→ Record extracts
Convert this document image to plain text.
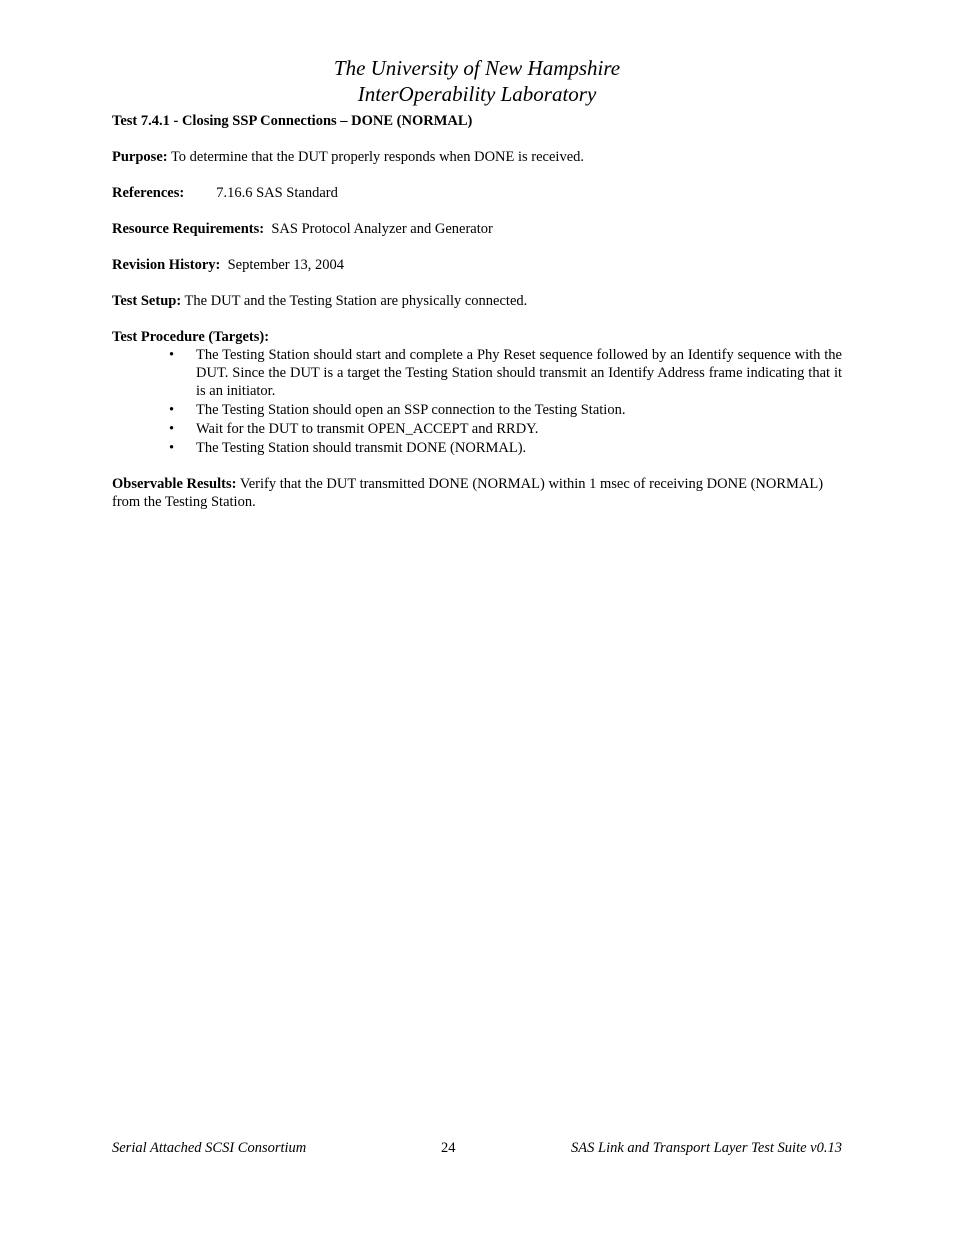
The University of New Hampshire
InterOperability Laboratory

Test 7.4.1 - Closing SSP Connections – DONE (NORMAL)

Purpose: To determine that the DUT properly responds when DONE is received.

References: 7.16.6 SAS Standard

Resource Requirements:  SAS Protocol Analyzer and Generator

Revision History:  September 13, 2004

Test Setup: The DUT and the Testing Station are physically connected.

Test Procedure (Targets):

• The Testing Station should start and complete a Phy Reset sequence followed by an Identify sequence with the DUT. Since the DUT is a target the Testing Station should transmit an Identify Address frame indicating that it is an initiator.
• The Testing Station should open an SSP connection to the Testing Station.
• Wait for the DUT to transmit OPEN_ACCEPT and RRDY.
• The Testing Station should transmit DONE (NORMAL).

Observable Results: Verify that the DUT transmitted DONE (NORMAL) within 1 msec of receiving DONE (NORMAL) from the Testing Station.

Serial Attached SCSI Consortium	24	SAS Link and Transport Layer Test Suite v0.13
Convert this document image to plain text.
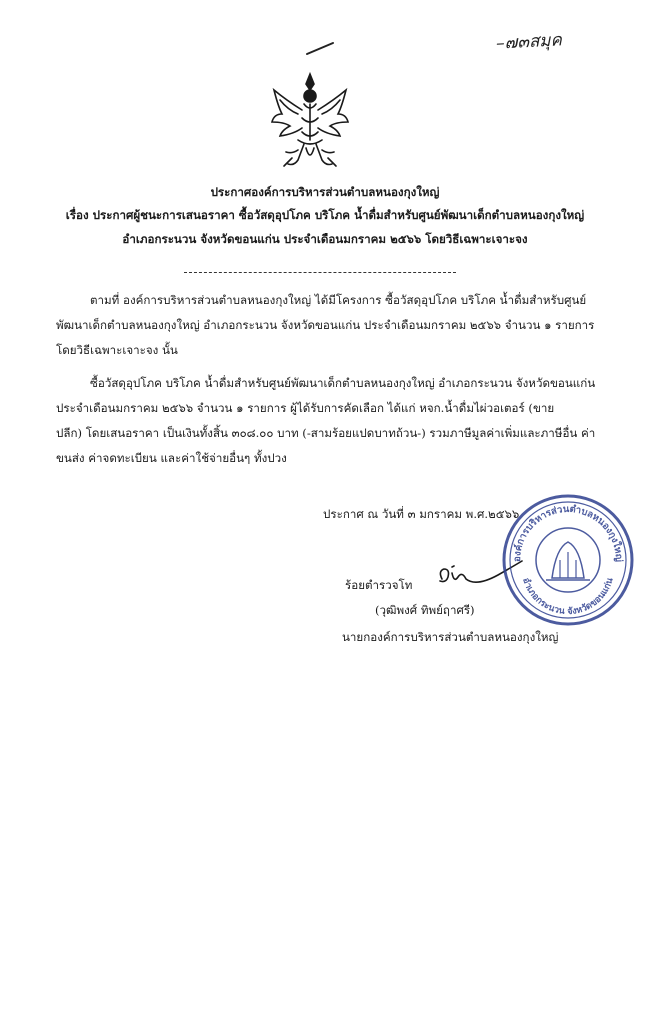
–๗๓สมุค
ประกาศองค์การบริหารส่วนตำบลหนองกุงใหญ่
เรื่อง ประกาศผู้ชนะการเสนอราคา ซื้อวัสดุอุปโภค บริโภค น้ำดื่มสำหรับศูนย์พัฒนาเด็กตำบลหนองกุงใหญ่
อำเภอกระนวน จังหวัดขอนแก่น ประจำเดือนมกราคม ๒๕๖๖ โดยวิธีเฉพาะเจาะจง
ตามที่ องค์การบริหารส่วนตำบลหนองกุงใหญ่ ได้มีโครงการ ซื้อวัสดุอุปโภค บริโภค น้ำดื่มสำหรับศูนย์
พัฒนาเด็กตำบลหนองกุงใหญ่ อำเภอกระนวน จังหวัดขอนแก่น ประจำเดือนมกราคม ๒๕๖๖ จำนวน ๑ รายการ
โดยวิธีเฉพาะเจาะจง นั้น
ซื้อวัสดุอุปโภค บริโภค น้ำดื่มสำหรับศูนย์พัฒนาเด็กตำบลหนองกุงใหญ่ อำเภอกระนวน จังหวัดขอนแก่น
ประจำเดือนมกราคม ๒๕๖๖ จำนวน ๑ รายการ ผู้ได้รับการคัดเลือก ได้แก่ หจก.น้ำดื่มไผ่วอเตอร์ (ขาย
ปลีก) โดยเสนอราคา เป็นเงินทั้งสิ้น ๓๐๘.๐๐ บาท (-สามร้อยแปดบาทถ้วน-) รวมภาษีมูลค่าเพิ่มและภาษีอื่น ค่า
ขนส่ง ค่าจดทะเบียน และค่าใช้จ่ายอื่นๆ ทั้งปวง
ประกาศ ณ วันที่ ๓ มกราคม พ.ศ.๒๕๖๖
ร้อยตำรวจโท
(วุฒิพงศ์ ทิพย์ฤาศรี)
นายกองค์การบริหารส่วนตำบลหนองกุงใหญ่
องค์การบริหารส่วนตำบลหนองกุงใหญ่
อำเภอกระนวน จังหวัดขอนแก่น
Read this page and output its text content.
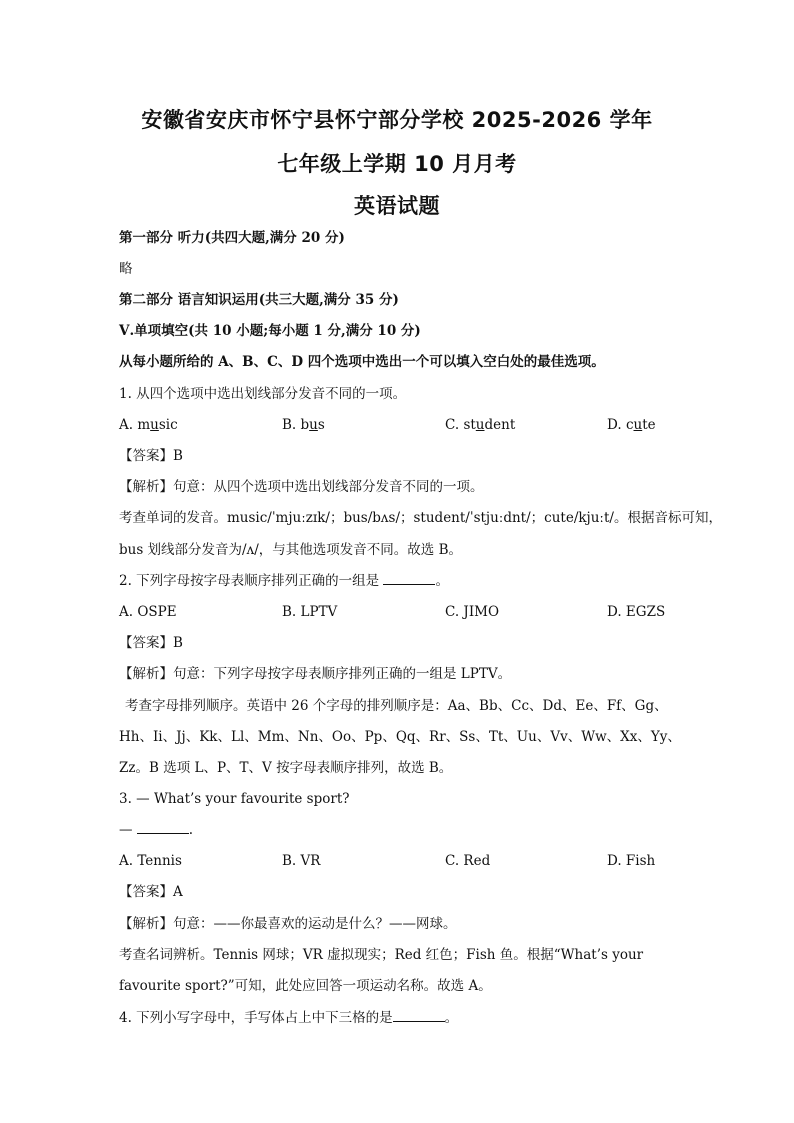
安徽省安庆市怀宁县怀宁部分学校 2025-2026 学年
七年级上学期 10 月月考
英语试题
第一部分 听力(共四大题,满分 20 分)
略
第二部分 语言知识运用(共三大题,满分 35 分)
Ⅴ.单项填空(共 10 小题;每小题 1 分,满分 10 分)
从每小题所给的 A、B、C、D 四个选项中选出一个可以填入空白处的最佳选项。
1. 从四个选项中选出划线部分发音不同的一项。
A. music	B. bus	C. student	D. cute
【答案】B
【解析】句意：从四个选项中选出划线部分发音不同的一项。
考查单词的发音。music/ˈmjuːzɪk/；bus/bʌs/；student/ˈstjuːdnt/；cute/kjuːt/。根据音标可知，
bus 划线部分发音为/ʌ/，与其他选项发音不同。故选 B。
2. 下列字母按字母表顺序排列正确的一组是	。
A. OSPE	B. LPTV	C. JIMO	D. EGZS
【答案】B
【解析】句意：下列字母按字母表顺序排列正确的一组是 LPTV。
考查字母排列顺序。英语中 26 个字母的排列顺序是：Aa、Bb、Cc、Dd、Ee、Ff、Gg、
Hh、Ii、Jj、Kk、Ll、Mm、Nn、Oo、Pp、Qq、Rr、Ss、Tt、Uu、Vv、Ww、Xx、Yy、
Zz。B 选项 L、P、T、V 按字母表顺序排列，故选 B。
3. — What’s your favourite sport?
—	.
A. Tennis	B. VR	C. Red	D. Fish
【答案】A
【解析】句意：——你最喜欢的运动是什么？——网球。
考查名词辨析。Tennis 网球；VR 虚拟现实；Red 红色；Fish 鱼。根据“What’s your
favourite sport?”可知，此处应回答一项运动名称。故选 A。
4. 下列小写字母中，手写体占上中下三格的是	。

→ The exercise
Omit every picture, then repeat the remaining data exactly as it appears above.

→ Result below
Convert this document image to plain text.
The University of New Hampshire
InterOperability Laboratory

Test 7.4.1 - Closing SSP Connections – DONE (NORMAL)

Purpose: To determine that the DUT properly responds when DONE is received.

References: 7.16.6 SAS Standard

Resource Requirements:  SAS Protocol Analyzer and Generator

Revision History:  September 13, 2004

Test Setup: The DUT and the Testing Station are physically connected.

Test Procedure (Targets):

• The Testing Station should start and complete a Phy Reset sequence followed by an Identify sequence with the DUT. Since the DUT is a target the Testing Station should transmit an Identify Address frame indicating that it is an initiator.
• The Testing Station should open an SSP connection to the Testing Station.
• Wait for the DUT to transmit OPEN_ACCEPT and RRDY.
• The Testing Station should transmit DONE (NORMAL).

Observable Results: Verify that the DUT transmitted DONE (NORMAL) within 1 msec of receiving DONE (NORMAL) from the Testing Station.

Serial Attached SCSI Consortium	24	SAS Link and Transport Layer Test Suite v0.13
Convert this document image to plain text.
–๗๓สมุค
ประกาศองค์การบริหารส่วนตำบลหนองกุงใหญ่
เรื่อง ประกาศผู้ชนะการเสนอราคา ซื้อวัสดุอุปโภค บริโภค น้ำดื่มสำหรับศูนย์พัฒนาเด็กตำบลหนองกุงใหญ่
อำเภอกระนวน จังหวัดขอนแก่น ประจำเดือนมกราคม ๒๕๖๖ โดยวิธีเฉพาะเจาะจง
ตามที่ องค์การบริหารส่วนตำบลหนองกุงใหญ่ ได้มีโครงการ ซื้อวัสดุอุปโภค บริโภค น้ำดื่มสำหรับศูนย์
พัฒนาเด็กตำบลหนองกุงใหญ่ อำเภอกระนวน จังหวัดขอนแก่น ประจำเดือนมกราคม ๒๕๖๖ จำนวน ๑ รายการ
โดยวิธีเฉพาะเจาะจง นั้น
ซื้อวัสดุอุปโภค บริโภค น้ำดื่มสำหรับศูนย์พัฒนาเด็กตำบลหนองกุงใหญ่ อำเภอกระนวน จังหวัดขอนแก่น
ประจำเดือนมกราคม ๒๕๖๖ จำนวน ๑ รายการ ผู้ได้รับการคัดเลือก ได้แก่ หจก.น้ำดื่มไผ่วอเตอร์ (ขาย
ปลีก) โดยเสนอราคา เป็นเงินทั้งสิ้น ๓๐๘.๐๐ บาท (-สามร้อยแปดบาทถ้วน-) รวมภาษีมูลค่าเพิ่มและภาษีอื่น ค่า
ขนส่ง ค่าจดทะเบียน และค่าใช้จ่ายอื่นๆ ทั้งปวง
ประกาศ ณ วันที่ ๓ มกราคม พ.ศ.๒๕๖๖
ร้อยตำรวจโท
(วุฒิพงศ์ ทิพย์ฤาศรี)
นายกองค์การบริหารส่วนตำบลหนองกุงใหญ่
องค์การบริหารส่วนตำบลหนองกุงใหญ่
อำเภอกระนวน จังหวัดขอนแก่น
Read this page and output its text content.
安徽省安庆市怀宁县怀宁部分学校 2025-2026 学年
七年级上学期 10 月月考
英语试题
第一部分 听力(共四大题,满分 20 分)
略
第二部分 语言知识运用(共三大题,满分 35 分)
Ⅴ.单项填空(共 10 小题;每小题 1 分,满分 10 分)
从每小题所给的 A、B、C、D 四个选项中选出一个可以填入空白处的最佳选项。
1. 从四个选项中选出划线部分发音不同的一项。
A. music	B. bus	C. student	D. cute
【答案】B
【解析】句意：从四个选项中选出划线部分发音不同的一项。
考查单词的发音。music/ˈmjuːzɪk/；bus/bʌs/；student/ˈstjuːdnt/；cute/kjuːt/。根据音标可知，
bus 划线部分发音为/ʌ/，与其他选项发音不同。故选 B。
2. 下列字母按字母表顺序排列正确的一组是	。
A. OSPE	B. LPTV	C. JIMO	D. EGZS
【答案】B
【解析】句意：下列字母按字母表顺序排列正确的一组是 LPTV。
考查字母排列顺序。英语中 26 个字母的排列顺序是：Aa、Bb、Cc、Dd、Ee、Ff、Gg、
Hh、Ii、Jj、Kk、Ll、Mm、Nn、Oo、Pp、Qq、Rr、Ss、Tt、Uu、Vv、Ww、Xx、Yy、
Zz。B 选项 L、P、T、V 按字母表顺序排列，故选 B。
3. — What’s your favourite sport?
—	.
A. Tennis	B. VR	C. Red	D. Fish
【答案】A
【解析】句意：——你最喜欢的运动是什么？——网球。
考查名词辨析。Tennis 网球；VR 虚拟现实；Red 红色；Fish 鱼。根据“What’s your
favourite sport?”可知，此处应回答一项运动名称。故选 A。
4. 下列小写字母中，手写体占上中下三格的是	。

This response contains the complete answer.